# Problem description:
The records below are to be returned word for word, with pictures left out.

Stored records
==================================================

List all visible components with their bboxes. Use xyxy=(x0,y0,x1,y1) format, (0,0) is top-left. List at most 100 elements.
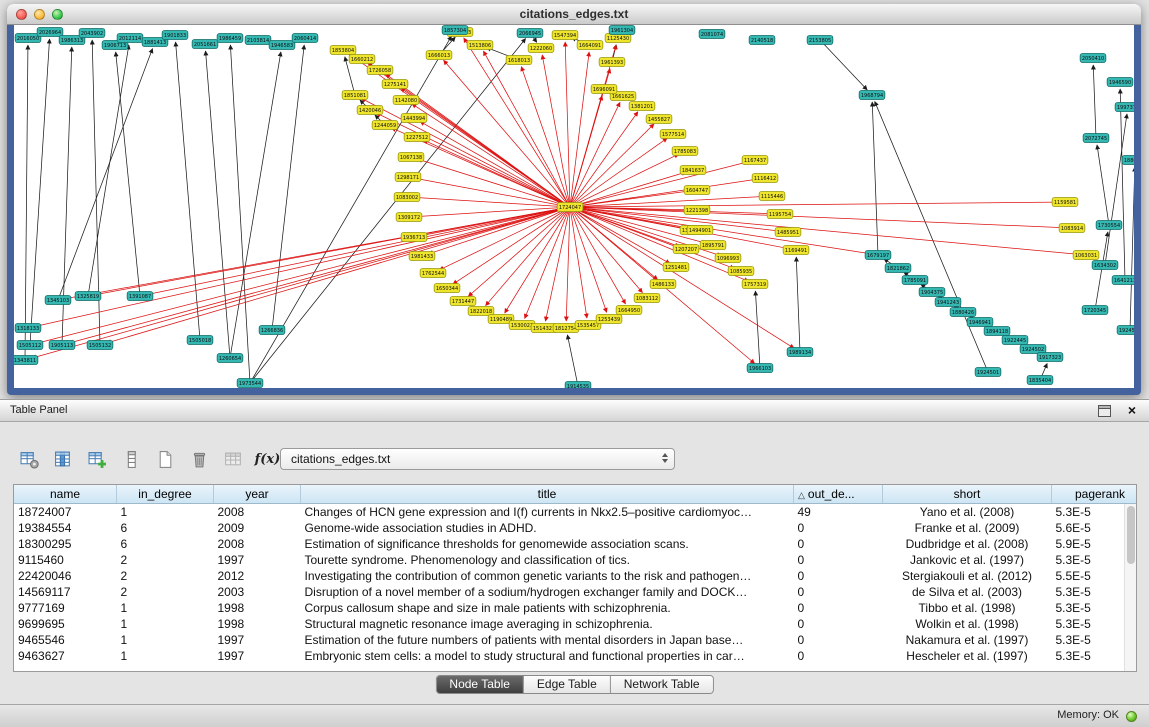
network-node[interactable]: 1604747 xyxy=(684,186,710,195)
network-node[interactable]: 1618013 xyxy=(506,56,532,65)
network-node[interactable]: 1298171 xyxy=(395,173,421,182)
network-node[interactable]: 1391087 xyxy=(127,292,153,301)
window-titlebar[interactable]: citations_edges.txt xyxy=(7,4,1141,25)
network-node[interactable]: 2153805 xyxy=(807,36,833,45)
network-node[interactable]: 1343811 xyxy=(14,356,38,365)
column-header-name[interactable]: name xyxy=(14,485,117,504)
network-view[interactable]: 1853804166021217260581275141114208014439… xyxy=(14,25,1134,388)
tab-edge-table[interactable]: Edge Table xyxy=(524,676,611,693)
network-node[interactable]: 1821862 xyxy=(885,264,911,273)
network-node[interactable]: 1679197 xyxy=(865,251,891,260)
table-row[interactable]: 2242004622012Investigating the contribut… xyxy=(14,568,1137,584)
network-node[interactable]: 1922445 xyxy=(1002,336,1028,345)
network-node[interactable]: 1547394 xyxy=(552,31,578,40)
network-node[interactable]: 2060414 xyxy=(292,34,318,43)
network-node[interactable]: 1505132 xyxy=(87,341,113,350)
network-node[interactable]: 1936713 xyxy=(401,233,427,242)
network-node[interactable]: 1063031 xyxy=(1073,251,1099,260)
network-node[interactable]: 1096993 xyxy=(715,254,741,263)
close-window-button[interactable] xyxy=(16,9,27,20)
table-row[interactable]: 1456911722003Disruption of a novel membe… xyxy=(14,584,1137,600)
network-node[interactable]: 1901833 xyxy=(162,31,188,40)
network-node[interactable]: 1207207 xyxy=(673,245,699,254)
network-node[interactable]: 1505112 xyxy=(17,341,43,350)
network-node[interactable]: 1851081 xyxy=(342,91,368,100)
new-column-button[interactable] xyxy=(84,447,111,472)
network-node[interactable]: 1946590 xyxy=(1107,78,1133,87)
network-node[interactable]: 1085935 xyxy=(728,267,754,276)
network-node[interactable]: 1968794 xyxy=(859,91,885,100)
network-node[interactable]: 1455827 xyxy=(646,115,672,124)
network-node[interactable]: 2140518 xyxy=(749,36,775,45)
network-node[interactable]: 1986459 xyxy=(217,34,243,43)
network-node[interactable]: 1905113 xyxy=(49,341,75,350)
network-node[interactable]: 1730554 xyxy=(1096,221,1122,230)
import-table-button[interactable] xyxy=(220,447,247,472)
network-node[interactable]: 1485951 xyxy=(775,228,801,237)
delete-button[interactable] xyxy=(186,447,213,472)
network-node[interactable]: 1894118 xyxy=(984,327,1010,336)
network-node[interactable]: 1083002 xyxy=(394,193,420,202)
network-node[interactable]: 1067138 xyxy=(398,153,424,162)
table-row[interactable]: 1830029562008Estimation of significance … xyxy=(14,536,1137,552)
table-row[interactable]: 977716911998Corpus callosum shape and si… xyxy=(14,600,1137,616)
network-node[interactable]: 1260654 xyxy=(217,354,243,363)
network-node[interactable]: 1381201 xyxy=(629,102,655,111)
network-node[interactable]: 2051661 xyxy=(192,40,218,49)
network-node[interactable]: 1169491 xyxy=(783,246,809,255)
network-node[interactable]: 1275141 xyxy=(382,80,408,89)
column-header-pagerank[interactable]: pagerank xyxy=(1052,485,1138,504)
zoom-window-button[interactable] xyxy=(52,9,63,20)
network-node[interactable]: 2103814 xyxy=(245,36,271,45)
network-node[interactable]: 1251481 xyxy=(663,263,689,272)
network-node[interactable]: 1167437 xyxy=(742,156,768,165)
network-node[interactable]: 1083112 xyxy=(634,294,660,303)
network-node[interactable]: 1253439 xyxy=(596,315,622,324)
network-node[interactable]: 1660212 xyxy=(349,55,375,64)
close-panel-icon[interactable]: × xyxy=(1128,402,1136,418)
network-node[interactable]: 1634302 xyxy=(1092,261,1118,270)
scrollbar-thumb[interactable] xyxy=(1127,506,1135,564)
column-header-year[interactable]: year xyxy=(214,485,301,504)
network-node[interactable]: 1664091 xyxy=(577,41,603,50)
network-node[interactable]: 1318133 xyxy=(15,324,41,333)
network-node[interactable]: 1486133 xyxy=(650,280,676,289)
float-panel-icon[interactable] xyxy=(1098,405,1111,417)
network-node[interactable]: 1505018 xyxy=(187,336,213,345)
network-node[interactable]: 1221398 xyxy=(684,206,710,215)
network-node[interactable]: 1731447 xyxy=(450,297,476,306)
network-node[interactable]: 1115446 xyxy=(759,192,785,201)
network-canvas[interactable]: 1853804166021217260581275141114208014439… xyxy=(14,25,1134,388)
column-settings-button[interactable] xyxy=(16,447,43,472)
table-row[interactable]: 969969511998Structural magnetic resonanc… xyxy=(14,616,1137,632)
table-row[interactable]: 946554611997Estimation of the future num… xyxy=(14,632,1137,648)
network-node[interactable]: 1726058 xyxy=(367,66,393,75)
network-node[interactable]: 1841637 xyxy=(680,166,706,175)
table-row[interactable]: 911546021997Tourette syndrome. Phenomeno… xyxy=(14,552,1137,568)
vertical-scrollbar[interactable] xyxy=(1124,504,1136,671)
network-node[interactable]: 1924501 xyxy=(975,368,1001,377)
network-node[interactable]: 1981433 xyxy=(409,252,435,261)
network-node[interactable]: 2026964 xyxy=(37,28,63,37)
network-node[interactable]: 1420046 xyxy=(357,106,383,115)
network-node[interactable]: 1720345 xyxy=(1082,306,1108,315)
table-row[interactable]: 1872400712008Changes of HCN gene express… xyxy=(14,504,1137,521)
network-node[interactable]: 1835404 xyxy=(1027,376,1053,385)
narrow-table-button[interactable] xyxy=(118,447,145,472)
network-node[interactable]: 1785091 xyxy=(902,276,928,285)
network-node[interactable]: 1325819 xyxy=(75,292,101,301)
network-node[interactable]: 1666013 xyxy=(426,51,452,60)
network-node[interactable]: 1222060 xyxy=(528,44,554,53)
network-node[interactable]: 1083914 xyxy=(1059,224,1085,233)
tab-network-table[interactable]: Network Table xyxy=(611,676,713,693)
table-source-dropdown[interactable]: citations_edges.txt xyxy=(280,448,675,470)
network-node[interactable]: 1961304 xyxy=(609,26,635,35)
select-columns-button[interactable] xyxy=(50,447,77,472)
network-node[interactable]: 1946941 xyxy=(967,318,993,327)
network-node[interactable]: 1266836 xyxy=(259,326,285,335)
network-node[interactable]: 2072745 xyxy=(1083,134,1109,143)
network-node[interactable]: 1664950 xyxy=(616,306,642,315)
column-header-short[interactable]: short xyxy=(883,485,1052,504)
network-node[interactable]: 1973544 xyxy=(237,379,263,388)
network-node[interactable]: 1159581 xyxy=(1052,198,1078,207)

==================================================

# Exercise result:
List all visible components with their bboxes. Use xyxy=(x0,y0,x1,y1) format, (0,0) is top-left. List at most 100 elements.
network-node[interactable]: 1604747 xyxy=(684,186,710,195)
network-node[interactable]: 1618013 xyxy=(506,56,532,65)
network-node[interactable]: 1298171 xyxy=(395,173,421,182)
network-node[interactable]: 1391087 xyxy=(127,292,153,301)
window-titlebar[interactable]: citations_edges.txt xyxy=(7,4,1141,25)
network-node[interactable]: 2153805 xyxy=(807,36,833,45)
network-node[interactable]: 1343811 xyxy=(14,356,38,365)
column-header-name[interactable]: name xyxy=(14,485,117,504)
network-view[interactable]: 1853804166021217260581275141114208014439… xyxy=(14,25,1134,388)
tab-edge-table[interactable]: Edge Table xyxy=(524,676,611,693)
network-node[interactable]: 1821862 xyxy=(885,264,911,273)
network-node[interactable]: 1679197 xyxy=(865,251,891,260)
table-row[interactable]: 2242004622012Investigating the contribut… xyxy=(14,568,1137,584)
network-node[interactable]: 1922445 xyxy=(1002,336,1028,345)
network-node[interactable]: 1547394 xyxy=(552,31,578,40)
network-node[interactable]: 2060414 xyxy=(292,34,318,43)
network-node[interactable]: 1505132 xyxy=(87,341,113,350)
network-node[interactable]: 1936713 xyxy=(401,233,427,242)
network-node[interactable]: 1063031 xyxy=(1073,251,1099,260)
network-node[interactable]: 1096993 xyxy=(715,254,741,263)
close-window-button[interactable] xyxy=(16,9,27,20)
table-row[interactable]: 1456911722003Disruption of a novel membe… xyxy=(14,584,1137,600)
network-node[interactable]: 1901833 xyxy=(162,31,188,40)
network-node[interactable]: 1207207 xyxy=(673,245,699,254)
network-node[interactable]: 1505112 xyxy=(17,341,43,350)
network-node[interactable]: 1851081 xyxy=(342,91,368,100)
new-column-button[interactable] xyxy=(84,447,111,472)
network-node[interactable]: 1946590 xyxy=(1107,78,1133,87)
network-node[interactable]: 1085935 xyxy=(728,267,754,276)
network-node[interactable]: 1968794 xyxy=(859,91,885,100)
network-node[interactable]: 1455827 xyxy=(646,115,672,124)
network-node[interactable]: 2140518 xyxy=(749,36,775,45)
network-node[interactable]: 1986459 xyxy=(217,34,243,43)
network-node[interactable]: 1905113 xyxy=(49,341,75,350)
network-node[interactable]: 1730554 xyxy=(1096,221,1122,230)
import-table-button[interactable] xyxy=(220,447,247,472)
network-node[interactable]: 1485951 xyxy=(775,228,801,237)
delete-button[interactable] xyxy=(186,447,213,472)
network-node[interactable]: 1894118 xyxy=(984,327,1010,336)
network-node[interactable]: 1083002 xyxy=(394,193,420,202)
network-node[interactable]: 1067138 xyxy=(398,153,424,162)
table-row[interactable]: 1830029562008Estimation of significance … xyxy=(14,536,1137,552)
table-row[interactable]: 977716911998Corpus callosum shape and si… xyxy=(14,600,1137,616)
network-node[interactable]: 1260654 xyxy=(217,354,243,363)
network-node[interactable]: 1381201 xyxy=(629,102,655,111)
network-node[interactable]: 2051661 xyxy=(192,40,218,49)
network-node[interactable]: 1169491 xyxy=(783,246,809,255)
network-node[interactable]: 1275141 xyxy=(382,80,408,89)
column-header-pagerank[interactable]: pagerank xyxy=(1052,485,1138,504)
zoom-window-button[interactable] xyxy=(52,9,63,20)
network-node[interactable]: 2103814 xyxy=(245,36,271,45)
network-node[interactable]: 1251481 xyxy=(663,263,689,272)
network-node[interactable]: 1167437 xyxy=(742,156,768,165)
network-node[interactable]: 1083112 xyxy=(634,294,660,303)
network-node[interactable]: 1253439 xyxy=(596,315,622,324)
network-node[interactable]: 1660212 xyxy=(349,55,375,64)
close-panel-icon[interactable]: × xyxy=(1128,402,1136,418)
network-node[interactable]: 1634302 xyxy=(1092,261,1118,270)
scrollbar-thumb[interactable] xyxy=(1127,506,1135,564)
column-header-year[interactable]: year xyxy=(214,485,301,504)
network-node[interactable]: 1664091 xyxy=(577,41,603,50)
network-node[interactable]: 1318133 xyxy=(15,324,41,333)
network-node[interactable]: 1486133 xyxy=(650,280,676,289)
float-panel-icon[interactable] xyxy=(1098,405,1111,417)
network-node[interactable]: 1505018 xyxy=(187,336,213,345)
network-node[interactable]: 1221398 xyxy=(684,206,710,215)
network-node[interactable]: 1731447 xyxy=(450,297,476,306)
network-node[interactable]: 1115446 xyxy=(759,192,785,201)
network-canvas[interactable]: 1853804166021217260581275141114208014439… xyxy=(14,25,1134,388)
column-settings-button[interactable] xyxy=(16,447,43,472)
table-row[interactable]: 969969511998Structural magnetic resonanc… xyxy=(14,616,1137,632)
table-row[interactable]: 946554611997Estimation of the future num… xyxy=(14,632,1137,648)
network-node[interactable]: 1726058 xyxy=(367,66,393,75)
network-node[interactable]: 1841637 xyxy=(680,166,706,175)
table-row[interactable]: 911546021997Tourette syndrome. Phenomeno… xyxy=(14,552,1137,568)
vertical-scrollbar[interactable] xyxy=(1124,504,1136,671)
network-node[interactable]: 1924501 xyxy=(975,368,1001,377)
network-node[interactable]: 1981433 xyxy=(409,252,435,261)
network-node[interactable]: 2026964 xyxy=(37,28,63,37)
network-node[interactable]: 1420046 xyxy=(357,106,383,115)
network-node[interactable]: 1720345 xyxy=(1082,306,1108,315)
table-row[interactable]: 1872400712008Changes of HCN gene express… xyxy=(14,504,1137,521)
network-node[interactable]: 1835404 xyxy=(1027,376,1053,385)
narrow-table-button[interactable] xyxy=(118,447,145,472)
network-node[interactable]: 1785091 xyxy=(902,276,928,285)
network-node[interactable]: 1325819 xyxy=(75,292,101,301)
network-node[interactable]: 1666013 xyxy=(426,51,452,60)
network-node[interactable]: 1222060 xyxy=(528,44,554,53)
network-node[interactable]: 1083914 xyxy=(1059,224,1085,233)
tab-network-table[interactable]: Network Table xyxy=(611,676,713,693)
table-source-dropdown[interactable]: citations_edges.txt xyxy=(280,448,675,470)
network-node[interactable]: 1961304 xyxy=(609,26,635,35)
select-columns-button[interactable] xyxy=(50,447,77,472)
network-node[interactable]: 1946941 xyxy=(967,318,993,327)
network-node[interactable]: 1266836 xyxy=(259,326,285,335)
network-node[interactable]: 2072745 xyxy=(1083,134,1109,143)
network-node[interactable]: 1664950 xyxy=(616,306,642,315)
column-header-short[interactable]: short xyxy=(883,485,1052,504)
network-node[interactable]: 1973544 xyxy=(237,379,263,388)
network-node[interactable]: 1159581 xyxy=(1052,198,1078,207)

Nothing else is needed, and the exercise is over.